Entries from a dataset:

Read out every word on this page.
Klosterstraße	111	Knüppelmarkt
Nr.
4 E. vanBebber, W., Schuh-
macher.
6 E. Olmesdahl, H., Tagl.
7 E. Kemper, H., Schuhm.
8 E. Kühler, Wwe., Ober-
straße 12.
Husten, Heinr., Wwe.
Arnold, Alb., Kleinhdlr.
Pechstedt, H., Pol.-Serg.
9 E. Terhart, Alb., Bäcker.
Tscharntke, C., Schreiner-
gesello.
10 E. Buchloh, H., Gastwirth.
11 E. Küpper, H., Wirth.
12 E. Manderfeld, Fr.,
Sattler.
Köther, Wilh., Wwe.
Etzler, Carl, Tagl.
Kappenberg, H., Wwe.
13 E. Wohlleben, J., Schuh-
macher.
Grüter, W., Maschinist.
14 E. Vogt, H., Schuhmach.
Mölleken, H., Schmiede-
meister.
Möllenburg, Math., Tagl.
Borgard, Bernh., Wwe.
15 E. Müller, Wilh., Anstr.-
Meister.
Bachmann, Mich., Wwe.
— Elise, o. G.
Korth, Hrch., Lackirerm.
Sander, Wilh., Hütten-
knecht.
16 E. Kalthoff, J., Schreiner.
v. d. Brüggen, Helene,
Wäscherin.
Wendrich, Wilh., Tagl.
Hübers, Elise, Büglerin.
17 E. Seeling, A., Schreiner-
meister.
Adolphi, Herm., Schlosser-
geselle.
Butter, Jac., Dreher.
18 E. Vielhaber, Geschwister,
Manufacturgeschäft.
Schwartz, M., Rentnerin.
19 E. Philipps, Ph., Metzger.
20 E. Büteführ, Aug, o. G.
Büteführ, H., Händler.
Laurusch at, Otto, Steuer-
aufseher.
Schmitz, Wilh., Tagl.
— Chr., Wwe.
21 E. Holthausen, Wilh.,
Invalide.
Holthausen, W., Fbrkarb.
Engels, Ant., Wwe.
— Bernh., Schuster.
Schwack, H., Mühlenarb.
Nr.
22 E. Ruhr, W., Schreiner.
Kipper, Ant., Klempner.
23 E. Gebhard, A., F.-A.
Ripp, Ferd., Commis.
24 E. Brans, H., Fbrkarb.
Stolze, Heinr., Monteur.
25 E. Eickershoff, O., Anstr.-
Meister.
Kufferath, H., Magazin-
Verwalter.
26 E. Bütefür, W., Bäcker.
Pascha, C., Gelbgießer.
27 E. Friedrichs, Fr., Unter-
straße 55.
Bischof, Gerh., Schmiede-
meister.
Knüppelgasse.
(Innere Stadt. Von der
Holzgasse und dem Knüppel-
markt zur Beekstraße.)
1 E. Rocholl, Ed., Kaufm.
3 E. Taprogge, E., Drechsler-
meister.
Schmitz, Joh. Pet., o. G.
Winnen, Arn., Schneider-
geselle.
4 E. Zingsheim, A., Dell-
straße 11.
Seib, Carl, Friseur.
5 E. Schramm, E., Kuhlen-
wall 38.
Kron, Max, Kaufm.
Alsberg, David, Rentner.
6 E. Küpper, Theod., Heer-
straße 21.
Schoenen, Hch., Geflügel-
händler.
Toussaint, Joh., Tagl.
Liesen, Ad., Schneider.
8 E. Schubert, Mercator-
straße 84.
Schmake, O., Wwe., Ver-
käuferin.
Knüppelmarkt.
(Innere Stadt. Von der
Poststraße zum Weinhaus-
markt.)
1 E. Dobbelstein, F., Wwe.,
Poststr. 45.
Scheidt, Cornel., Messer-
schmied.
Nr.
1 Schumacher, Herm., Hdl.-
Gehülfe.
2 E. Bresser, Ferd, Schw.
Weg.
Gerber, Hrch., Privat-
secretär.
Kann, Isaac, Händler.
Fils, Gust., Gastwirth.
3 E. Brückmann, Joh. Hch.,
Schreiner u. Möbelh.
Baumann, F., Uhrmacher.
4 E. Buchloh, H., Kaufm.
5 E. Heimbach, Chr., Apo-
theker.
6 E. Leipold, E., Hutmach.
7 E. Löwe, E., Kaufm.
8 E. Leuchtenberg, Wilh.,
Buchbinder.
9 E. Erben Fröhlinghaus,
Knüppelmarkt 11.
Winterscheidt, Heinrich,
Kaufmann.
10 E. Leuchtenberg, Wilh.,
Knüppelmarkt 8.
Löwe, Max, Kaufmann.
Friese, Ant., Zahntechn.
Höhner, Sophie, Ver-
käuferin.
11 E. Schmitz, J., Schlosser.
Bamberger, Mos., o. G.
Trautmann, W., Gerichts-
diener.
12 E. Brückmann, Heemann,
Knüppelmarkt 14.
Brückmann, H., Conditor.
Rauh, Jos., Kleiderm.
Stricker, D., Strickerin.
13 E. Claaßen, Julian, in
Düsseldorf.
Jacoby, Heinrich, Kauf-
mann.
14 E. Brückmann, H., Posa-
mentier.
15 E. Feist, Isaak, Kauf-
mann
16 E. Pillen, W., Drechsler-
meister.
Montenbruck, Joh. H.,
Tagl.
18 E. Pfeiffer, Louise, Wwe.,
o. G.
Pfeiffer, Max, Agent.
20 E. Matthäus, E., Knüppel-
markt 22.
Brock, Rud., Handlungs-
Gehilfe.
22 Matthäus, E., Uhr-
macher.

Exercise prompt >> Write the data from above out again, exactly.

Completed task >>
Read out every word on this page.
Klosterstraße	111	Knüppelmarkt
Nr.
4 E. vanBebber, W., Schuh-
macher.
6 E. Olmesdahl, H., Tagl.
7 E. Kemper, H., Schuhm.
8 E. Kühler, Wwe., Ober-
straße 12.
Husten, Heinr., Wwe.
Arnold, Alb., Kleinhdlr.
Pechstedt, H., Pol.-Serg.
9 E. Terhart, Alb., Bäcker.
Tscharntke, C., Schreiner-
gesello.
10 E. Buchloh, H., Gastwirth.
11 E. Küpper, H., Wirth.
12 E. Manderfeld, Fr.,
Sattler.
Köther, Wilh., Wwe.
Etzler, Carl, Tagl.
Kappenberg, H., Wwe.
13 E. Wohlleben, J., Schuh-
macher.
Grüter, W., Maschinist.
14 E. Vogt, H., Schuhmach.
Mölleken, H., Schmiede-
meister.
Möllenburg, Math., Tagl.
Borgard, Bernh., Wwe.
15 E. Müller, Wilh., Anstr.-
Meister.
Bachmann, Mich., Wwe.
— Elise, o. G.
Korth, Hrch., Lackirerm.
Sander, Wilh., Hütten-
knecht.
16 E. Kalthoff, J., Schreiner.
v. d. Brüggen, Helene,
Wäscherin.
Wendrich, Wilh., Tagl.
Hübers, Elise, Büglerin.
17 E. Seeling, A., Schreiner-
meister.
Adolphi, Herm., Schlosser-
geselle.
Butter, Jac., Dreher.
18 E. Vielhaber, Geschwister,
Manufacturgeschäft.
Schwartz, M., Rentnerin.
19 E. Philipps, Ph., Metzger.
20 E. Büteführ, Aug, o. G.
Büteführ, H., Händler.
Laurusch at, Otto, Steuer-
aufseher.
Schmitz, Wilh., Tagl.
— Chr., Wwe.
21 E. Holthausen, Wilh.,
Invalide.
Holthausen, W., Fbrkarb.
Engels, Ant., Wwe.
— Bernh., Schuster.
Schwack, H., Mühlenarb.
Nr.
22 E. Ruhr, W., Schreiner.
Kipper, Ant., Klempner.
23 E. Gebhard, A., F.-A.
Ripp, Ferd., Commis.
24 E. Brans, H., Fbrkarb.
Stolze, Heinr., Monteur.
25 E. Eickershoff, O., Anstr.-
Meister.
Kufferath, H., Magazin-
Verwalter.
26 E. Bütefür, W., Bäcker.
Pascha, C., Gelbgießer.
27 E. Friedrichs, Fr., Unter-
straße 55.
Bischof, Gerh., Schmiede-
meister.
Knüppelgasse.
(Innere Stadt. Von der
Holzgasse und dem Knüppel-
markt zur Beekstraße.)
1 E. Rocholl, Ed., Kaufm.
3 E. Taprogge, E., Drechsler-
meister.
Schmitz, Joh. Pet., o. G.
Winnen, Arn., Schneider-
geselle.
4 E. Zingsheim, A., Dell-
straße 11.
Seib, Carl, Friseur.
5 E. Schramm, E., Kuhlen-
wall 38.
Kron, Max, Kaufm.
Alsberg, David, Rentner.
6 E. Küpper, Theod., Heer-
straße 21.
Schoenen, Hch., Geflügel-
händler.
Toussaint, Joh., Tagl.
Liesen, Ad., Schneider.
8 E. Schubert, Mercator-
straße 84.
Schmake, O., Wwe., Ver-
käuferin.
Knüppelmarkt.
(Innere Stadt. Von der
Poststraße zum Weinhaus-
markt.)
1 E. Dobbelstein, F., Wwe.,
Poststr. 45.
Scheidt, Cornel., Messer-
schmied.
Nr.
1 Schumacher, Herm., Hdl.-
Gehülfe.
2 E. Bresser, Ferd, Schw.
Weg.
Gerber, Hrch., Privat-
secretär.
Kann, Isaac, Händler.
Fils, Gust., Gastwirth.
3 E. Brückmann, Joh. Hch.,
Schreiner u. Möbelh.
Baumann, F., Uhrmacher.
4 E. Buchloh, H., Kaufm.
5 E. Heimbach, Chr., Apo-
theker.
6 E. Leipold, E., Hutmach.
7 E. Löwe, E., Kaufm.
8 E. Leuchtenberg, Wilh.,
Buchbinder.
9 E. Erben Fröhlinghaus,
Knüppelmarkt 11.
Winterscheidt, Heinrich,
Kaufmann.
10 E. Leuchtenberg, Wilh.,
Knüppelmarkt 8.
Löwe, Max, Kaufmann.
Friese, Ant., Zahntechn.
Höhner, Sophie, Ver-
käuferin.
11 E. Schmitz, J., Schlosser.
Bamberger, Mos., o. G.
Trautmann, W., Gerichts-
diener.
12 E. Brückmann, Heemann,
Knüppelmarkt 14.
Brückmann, H., Conditor.
Rauh, Jos., Kleiderm.
Stricker, D., Strickerin.
13 E. Claaßen, Julian, in
Düsseldorf.
Jacoby, Heinrich, Kauf-
mann.
14 E. Brückmann, H., Posa-
mentier.
15 E. Feist, Isaak, Kauf-
mann
16 E. Pillen, W., Drechsler-
meister.
Montenbruck, Joh. H.,
Tagl.
18 E. Pfeiffer, Louise, Wwe.,
o. G.
Pfeiffer, Max, Agent.
20 E. Matthäus, E., Knüppel-
markt 22.
Brock, Rud., Handlungs-
Gehilfe.
22 Matthäus, E., Uhr-
macher.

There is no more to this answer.